Required task
Do the following statements agree with the forum post about joining a table to itself? For each one, answer yes or no and quote the words from the post that decide it.
1. The table has three fields.
2. The classes are implemented as VARCHAR values.
3. The writer wants to insert 'Non-User' rows for weeks with no record.

Quoted passage
--
Multiple LEFT JOINs to self with criteria to produce distribution

Although several . questions . come . close . to what I want (and as I write this stackoverflow has suggested several more, none of which quite capture my problem), I just don't seem to be able to find my way out of the SQL thicket.
I have a single table (let's call it the user_classification_fct) that has three fields: user, week, and class (e.g. user #1 in week #1 had a class of 'Regular User', while user #2 in week #1 has a class of 'Infrequent User'). (As an aside, I have implemented classes as INTs, but wanted to work with something legible in the form of VARCHAR while I sorted out the SQL.)
What I want to do is produce a summary report of how user behaviour is changing in aggregate along the lines of:
There were 50 users who were regular users in both week 1 and week 2 and ...
There were 10 users who were regular users in week 1, but fell to infrequent users in week 2
There were 5 users who went from infrequent in week 1 to regular in week 2
... and so on ...
What makes this slightly more tricky is that user #5000 might only have started using the service in week 2 and so have no record in the table for week 1. In that case, I'd want to see a NULL FOR week 1 and a 'Regular User' (or whatever is appropriate) for week 2. The size of the table is not strictly relevant, but with 5 weeks' worth of data I'm looking at 42 million rows, so I do not want to insert 4 'fake' rows of 'Non-User' for someone who only starts using the service in week 5 or something.
To me this seems rather obviously like a case for using a LEFT or RIGHT JOIN in MySQL because the NULL should come through on the 'missing' record.
--
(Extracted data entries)
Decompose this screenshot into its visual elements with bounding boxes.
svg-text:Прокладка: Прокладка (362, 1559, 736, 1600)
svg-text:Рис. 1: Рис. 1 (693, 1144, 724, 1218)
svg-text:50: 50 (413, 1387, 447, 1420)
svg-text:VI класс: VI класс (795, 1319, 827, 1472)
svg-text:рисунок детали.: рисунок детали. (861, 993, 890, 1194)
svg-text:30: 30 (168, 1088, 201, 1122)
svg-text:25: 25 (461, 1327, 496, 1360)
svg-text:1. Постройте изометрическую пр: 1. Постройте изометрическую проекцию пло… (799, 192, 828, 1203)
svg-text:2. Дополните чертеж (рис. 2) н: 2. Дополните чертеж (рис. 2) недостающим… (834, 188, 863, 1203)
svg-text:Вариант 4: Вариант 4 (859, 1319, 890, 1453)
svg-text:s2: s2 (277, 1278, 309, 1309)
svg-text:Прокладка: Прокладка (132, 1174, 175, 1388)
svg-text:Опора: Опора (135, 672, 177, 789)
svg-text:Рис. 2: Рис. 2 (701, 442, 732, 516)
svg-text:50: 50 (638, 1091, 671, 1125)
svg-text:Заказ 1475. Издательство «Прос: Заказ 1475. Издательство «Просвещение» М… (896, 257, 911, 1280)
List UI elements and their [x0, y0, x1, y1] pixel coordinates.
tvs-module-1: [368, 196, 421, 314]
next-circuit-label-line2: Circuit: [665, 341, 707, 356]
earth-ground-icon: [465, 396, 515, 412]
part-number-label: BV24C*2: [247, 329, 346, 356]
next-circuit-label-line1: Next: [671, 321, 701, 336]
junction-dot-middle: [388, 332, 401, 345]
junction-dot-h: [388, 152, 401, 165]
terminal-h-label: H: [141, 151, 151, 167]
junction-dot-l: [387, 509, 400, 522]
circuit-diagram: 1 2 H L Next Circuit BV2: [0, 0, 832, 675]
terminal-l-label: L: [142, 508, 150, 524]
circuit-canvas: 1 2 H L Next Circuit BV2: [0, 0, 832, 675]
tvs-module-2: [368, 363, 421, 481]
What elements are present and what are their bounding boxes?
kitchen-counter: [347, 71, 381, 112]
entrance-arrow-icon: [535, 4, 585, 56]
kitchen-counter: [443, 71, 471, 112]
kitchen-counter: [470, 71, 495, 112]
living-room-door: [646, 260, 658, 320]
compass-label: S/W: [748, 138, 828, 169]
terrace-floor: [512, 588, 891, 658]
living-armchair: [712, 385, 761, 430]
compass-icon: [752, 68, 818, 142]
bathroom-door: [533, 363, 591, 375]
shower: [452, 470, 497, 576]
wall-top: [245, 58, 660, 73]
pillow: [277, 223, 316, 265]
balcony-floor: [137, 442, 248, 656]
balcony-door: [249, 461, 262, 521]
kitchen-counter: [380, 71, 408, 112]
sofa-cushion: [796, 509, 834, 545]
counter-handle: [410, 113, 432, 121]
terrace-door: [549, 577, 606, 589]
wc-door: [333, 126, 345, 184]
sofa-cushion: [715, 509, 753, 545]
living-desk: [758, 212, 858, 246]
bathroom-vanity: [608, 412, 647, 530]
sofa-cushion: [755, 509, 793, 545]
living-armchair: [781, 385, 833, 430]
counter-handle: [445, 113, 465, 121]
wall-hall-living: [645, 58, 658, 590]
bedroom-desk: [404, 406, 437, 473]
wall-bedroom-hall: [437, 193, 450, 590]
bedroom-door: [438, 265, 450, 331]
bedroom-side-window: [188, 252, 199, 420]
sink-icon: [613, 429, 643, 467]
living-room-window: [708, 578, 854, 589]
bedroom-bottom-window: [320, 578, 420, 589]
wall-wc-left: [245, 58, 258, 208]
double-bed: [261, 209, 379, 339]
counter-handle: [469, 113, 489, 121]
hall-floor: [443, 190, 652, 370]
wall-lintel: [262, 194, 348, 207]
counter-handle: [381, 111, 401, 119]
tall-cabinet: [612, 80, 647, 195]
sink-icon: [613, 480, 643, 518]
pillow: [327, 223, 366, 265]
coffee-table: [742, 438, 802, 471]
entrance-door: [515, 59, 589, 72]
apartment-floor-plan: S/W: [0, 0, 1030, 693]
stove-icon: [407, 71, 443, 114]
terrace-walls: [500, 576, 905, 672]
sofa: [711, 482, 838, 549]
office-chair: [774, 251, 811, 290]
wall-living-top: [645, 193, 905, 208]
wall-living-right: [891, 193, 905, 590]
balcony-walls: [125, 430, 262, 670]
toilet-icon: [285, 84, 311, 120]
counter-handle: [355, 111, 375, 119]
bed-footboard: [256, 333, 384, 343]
--
Expected answer
1. Yes: "has three fields: user, week, and class"
2. No: "I have implemented classes as INTs"
3. No: "I do not want to insert 4 'fake' rows of 'Non-User'"